**Task brief:**
Print the entire listing. Each line must match the original exactly.
.....
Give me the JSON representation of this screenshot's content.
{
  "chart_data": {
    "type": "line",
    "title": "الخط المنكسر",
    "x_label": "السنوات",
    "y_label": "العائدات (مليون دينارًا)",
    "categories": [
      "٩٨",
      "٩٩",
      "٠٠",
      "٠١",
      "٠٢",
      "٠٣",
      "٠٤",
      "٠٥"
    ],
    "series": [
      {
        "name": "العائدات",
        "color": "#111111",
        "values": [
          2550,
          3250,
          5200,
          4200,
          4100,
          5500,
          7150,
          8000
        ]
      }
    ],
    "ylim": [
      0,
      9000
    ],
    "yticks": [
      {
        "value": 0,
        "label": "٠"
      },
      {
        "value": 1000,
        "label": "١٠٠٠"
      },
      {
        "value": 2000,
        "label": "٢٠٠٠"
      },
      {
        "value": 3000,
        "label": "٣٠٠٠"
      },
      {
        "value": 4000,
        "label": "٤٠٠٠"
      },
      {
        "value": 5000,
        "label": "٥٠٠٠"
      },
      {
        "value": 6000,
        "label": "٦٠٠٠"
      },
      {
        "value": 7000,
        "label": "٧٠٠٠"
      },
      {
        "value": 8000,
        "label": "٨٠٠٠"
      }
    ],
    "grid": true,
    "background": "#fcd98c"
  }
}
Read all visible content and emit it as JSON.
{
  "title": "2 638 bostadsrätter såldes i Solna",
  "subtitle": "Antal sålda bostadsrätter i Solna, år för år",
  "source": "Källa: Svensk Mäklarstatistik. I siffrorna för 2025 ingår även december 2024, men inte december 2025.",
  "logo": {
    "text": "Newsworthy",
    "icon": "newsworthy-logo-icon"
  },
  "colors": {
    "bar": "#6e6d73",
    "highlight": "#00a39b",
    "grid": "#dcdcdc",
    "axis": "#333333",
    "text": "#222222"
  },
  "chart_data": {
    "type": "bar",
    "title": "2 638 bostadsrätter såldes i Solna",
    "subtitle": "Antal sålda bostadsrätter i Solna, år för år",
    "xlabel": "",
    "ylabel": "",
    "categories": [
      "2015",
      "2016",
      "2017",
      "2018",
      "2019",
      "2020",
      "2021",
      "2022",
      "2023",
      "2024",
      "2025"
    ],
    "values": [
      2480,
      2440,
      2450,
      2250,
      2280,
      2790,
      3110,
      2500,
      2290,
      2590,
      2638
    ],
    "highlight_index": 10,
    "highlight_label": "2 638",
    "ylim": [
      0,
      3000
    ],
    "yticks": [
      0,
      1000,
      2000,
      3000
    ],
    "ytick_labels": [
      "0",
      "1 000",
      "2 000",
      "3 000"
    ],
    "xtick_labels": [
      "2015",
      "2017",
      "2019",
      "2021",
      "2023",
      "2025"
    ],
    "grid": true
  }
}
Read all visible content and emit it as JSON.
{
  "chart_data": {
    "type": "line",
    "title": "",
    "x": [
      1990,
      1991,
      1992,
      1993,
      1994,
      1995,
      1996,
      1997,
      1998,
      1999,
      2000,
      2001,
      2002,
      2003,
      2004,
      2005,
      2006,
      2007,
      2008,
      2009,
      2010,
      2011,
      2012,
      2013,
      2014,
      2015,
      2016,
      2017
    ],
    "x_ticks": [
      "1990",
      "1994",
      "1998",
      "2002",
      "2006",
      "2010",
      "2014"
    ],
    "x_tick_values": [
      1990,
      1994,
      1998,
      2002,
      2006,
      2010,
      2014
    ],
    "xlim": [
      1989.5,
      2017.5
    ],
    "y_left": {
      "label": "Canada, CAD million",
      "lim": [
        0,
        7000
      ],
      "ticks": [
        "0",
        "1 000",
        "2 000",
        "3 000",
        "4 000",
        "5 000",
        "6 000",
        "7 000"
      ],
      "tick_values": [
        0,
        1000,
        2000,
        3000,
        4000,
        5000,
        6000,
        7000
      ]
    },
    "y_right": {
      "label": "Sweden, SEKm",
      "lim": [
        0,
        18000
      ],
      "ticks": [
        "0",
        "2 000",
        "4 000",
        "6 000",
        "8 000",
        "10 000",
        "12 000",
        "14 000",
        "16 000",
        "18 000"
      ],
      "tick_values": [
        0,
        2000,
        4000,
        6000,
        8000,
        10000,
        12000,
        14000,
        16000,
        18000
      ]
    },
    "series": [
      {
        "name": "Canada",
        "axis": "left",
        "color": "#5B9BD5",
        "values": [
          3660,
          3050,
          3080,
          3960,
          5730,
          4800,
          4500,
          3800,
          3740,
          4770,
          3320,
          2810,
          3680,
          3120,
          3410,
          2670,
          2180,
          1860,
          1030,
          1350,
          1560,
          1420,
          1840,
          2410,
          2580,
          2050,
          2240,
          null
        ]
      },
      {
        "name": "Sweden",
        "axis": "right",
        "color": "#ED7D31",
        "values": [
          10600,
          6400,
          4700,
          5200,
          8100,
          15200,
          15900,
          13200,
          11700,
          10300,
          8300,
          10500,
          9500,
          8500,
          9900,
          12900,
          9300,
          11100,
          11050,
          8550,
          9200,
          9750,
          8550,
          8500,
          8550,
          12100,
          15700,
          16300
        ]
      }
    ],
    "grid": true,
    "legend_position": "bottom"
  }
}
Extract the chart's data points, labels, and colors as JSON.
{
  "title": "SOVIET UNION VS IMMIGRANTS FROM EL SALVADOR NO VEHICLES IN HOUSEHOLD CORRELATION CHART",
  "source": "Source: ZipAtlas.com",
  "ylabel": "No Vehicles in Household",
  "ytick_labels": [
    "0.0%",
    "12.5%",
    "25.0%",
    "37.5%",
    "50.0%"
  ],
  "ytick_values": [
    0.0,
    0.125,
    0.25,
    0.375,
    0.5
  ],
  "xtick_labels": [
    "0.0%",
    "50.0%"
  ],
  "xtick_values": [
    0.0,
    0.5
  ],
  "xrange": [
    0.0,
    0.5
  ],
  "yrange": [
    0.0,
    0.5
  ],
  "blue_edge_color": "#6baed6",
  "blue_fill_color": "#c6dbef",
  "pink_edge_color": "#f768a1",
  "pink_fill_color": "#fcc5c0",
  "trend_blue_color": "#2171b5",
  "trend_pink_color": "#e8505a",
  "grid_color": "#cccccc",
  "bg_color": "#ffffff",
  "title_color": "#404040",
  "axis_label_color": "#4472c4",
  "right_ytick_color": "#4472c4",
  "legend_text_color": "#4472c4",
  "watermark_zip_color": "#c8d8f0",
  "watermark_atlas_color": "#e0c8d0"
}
.....
**Answer to this problem:**
Give me the JSON representation of this screenshot's content.
{
  "chart_data": {
    "type": "line",
    "title": "الخط المنكسر",
    "x_label": "السنوات",
    "y_label": "العائدات (مليون دينارًا)",
    "categories": [
      "٩٨",
      "٩٩",
      "٠٠",
      "٠١",
      "٠٢",
      "٠٣",
      "٠٤",
      "٠٥"
    ],
    "series": [
      {
        "name": "العائدات",
        "color": "#111111",
        "values": [
          2550,
          3250,
          5200,
          4200,
          4100,
          5500,
          7150,
          8000
        ]
      }
    ],
    "ylim": [
      0,
      9000
    ],
    "yticks": [
      {
        "value": 0,
        "label": "٠"
      },
      {
        "value": 1000,
        "label": "١٠٠٠"
      },
      {
        "value": 2000,
        "label": "٢٠٠٠"
      },
      {
        "value": 3000,
        "label": "٣٠٠٠"
      },
      {
        "value": 4000,
        "label": "٤٠٠٠"
      },
      {
        "value": 5000,
        "label": "٥٠٠٠"
      },
      {
        "value": 6000,
        "label": "٦٠٠٠"
      },
      {
        "value": 7000,
        "label": "٧٠٠٠"
      },
      {
        "value": 8000,
        "label": "٨٠٠٠"
      }
    ],
    "grid": true,
    "background": "#fcd98c"
  }
}
Read all visible content and emit it as JSON.
{
  "title": "2 638 bostadsrätter såldes i Solna",
  "subtitle": "Antal sålda bostadsrätter i Solna, år för år",
  "source": "Källa: Svensk Mäklarstatistik. I siffrorna för 2025 ingår även december 2024, men inte december 2025.",
  "logo": {
    "text": "Newsworthy",
    "icon": "newsworthy-logo-icon"
  },
  "colors": {
    "bar": "#6e6d73",
    "highlight": "#00a39b",
    "grid": "#dcdcdc",
    "axis": "#333333",
    "text": "#222222"
  },
  "chart_data": {
    "type": "bar",
    "title": "2 638 bostadsrätter såldes i Solna",
    "subtitle": "Antal sålda bostadsrätter i Solna, år för år",
    "xlabel": "",
    "ylabel": "",
    "categories": [
      "2015",
      "2016",
      "2017",
      "2018",
      "2019",
      "2020",
      "2021",
      "2022",
      "2023",
      "2024",
      "2025"
    ],
    "values": [
      2480,
      2440,
      2450,
      2250,
      2280,
      2790,
      3110,
      2500,
      2290,
      2590,
      2638
    ],
    "highlight_index": 10,
    "highlight_label": "2 638",
    "ylim": [
      0,
      3000
    ],
    "yticks": [
      0,
      1000,
      2000,
      3000
    ],
    "ytick_labels": [
      "0",
      "1 000",
      "2 000",
      "3 000"
    ],
    "xtick_labels": [
      "2015",
      "2017",
      "2019",
      "2021",
      "2023",
      "2025"
    ],
    "grid": true
  }
}
Read all visible content and emit it as JSON.
{
  "chart_data": {
    "type": "line",
    "title": "",
    "x": [
      1990,
      1991,
      1992,
      1993,
      1994,
      1995,
      1996,
      1997,
      1998,
      1999,
      2000,
      2001,
      2002,
      2003,
      2004,
      2005,
      2006,
      2007,
      2008,
      2009,
      2010,
      2011,
      2012,
      2013,
      2014,
      2015,
      2016,
      2017
    ],
    "x_ticks": [
      "1990",
      "1994",
      "1998",
      "2002",
      "2006",
      "2010",
      "2014"
    ],
    "x_tick_values": [
      1990,
      1994,
      1998,
      2002,
      2006,
      2010,
      2014
    ],
    "xlim": [
      1989.5,
      2017.5
    ],
    "y_left": {
      "label": "Canada, CAD million",
      "lim": [
        0,
        7000
      ],
      "ticks": [
        "0",
        "1 000",
        "2 000",
        "3 000",
        "4 000",
        "5 000",
        "6 000",
        "7 000"
      ],
      "tick_values": [
        0,
        1000,
        2000,
        3000,
        4000,
        5000,
        6000,
        7000
      ]
    },
    "y_right": {
      "label": "Sweden, SEKm",
      "lim": [
        0,
        18000
      ],
      "ticks": [
        "0",
        "2 000",
        "4 000",
        "6 000",
        "8 000",
        "10 000",
        "12 000",
        "14 000",
        "16 000",
        "18 000"
      ],
      "tick_values": [
        0,
        2000,
        4000,
        6000,
        8000,
        10000,
        12000,
        14000,
        16000,
        18000
      ]
    },
    "series": [
      {
        "name": "Canada",
        "axis": "left",
        "color": "#5B9BD5",
        "values": [
          3660,
          3050,
          3080,
          3960,
          5730,
          4800,
          4500,
          3800,
          3740,
          4770,
          3320,
          2810,
          3680,
          3120,
          3410,
          2670,
          2180,
          1860,
          1030,
          1350,
          1560,
          1420,
          1840,
          2410,
          2580,
          2050,
          2240,
          null
        ]
      },
      {
        "name": "Sweden",
        "axis": "right",
        "color": "#ED7D31",
        "values": [
          10600,
          6400,
          4700,
          5200,
          8100,
          15200,
          15900,
          13200,
          11700,
          10300,
          8300,
          10500,
          9500,
          8500,
          9900,
          12900,
          9300,
          11100,
          11050,
          8550,
          9200,
          9750,
          8550,
          8500,
          8550,
          12100,
          15700,
          16300
        ]
      }
    ],
    "grid": true,
    "legend_position": "bottom"
  }
}
Extract the chart's data points, labels, and colors as JSON.
{
  "title": "SOVIET UNION VS IMMIGRANTS FROM EL SALVADOR NO VEHICLES IN HOUSEHOLD CORRELATION CHART",
  "source": "Source: ZipAtlas.com",
  "ylabel": "No Vehicles in Household",
  "ytick_labels": [
    "0.0%",
    "12.5%",
    "25.0%",
    "37.5%",
    "50.0%"
  ],
  "ytick_values": [
    0.0,
    0.125,
    0.25,
    0.375,
    0.5
  ],
  "xtick_labels": [
    "0.0%",
    "50.0%"
  ],
  "xtick_values": [
    0.0,
    0.5
  ],
  "xrange": [
    0.0,
    0.5
  ],
  "yrange": [
    0.0,
    0.5
  ],
  "blue_edge_color": "#6baed6",
  "blue_fill_color": "#c6dbef",
  "pink_edge_color": "#f768a1",
  "pink_fill_color": "#fcc5c0",
  "trend_blue_color": "#2171b5",
  "trend_pink_color": "#e8505a",
  "grid_color": "#cccccc",
  "bg_color": "#ffffff",
  "title_color": "#404040",
  "axis_label_color": "#4472c4",
  "right_ytick_color": "#4472c4",
  "legend_text_color": "#4472c4",
  "watermark_zip_color": "#c8d8f0",
  "watermark_atlas_color": "#e0c8d0"
}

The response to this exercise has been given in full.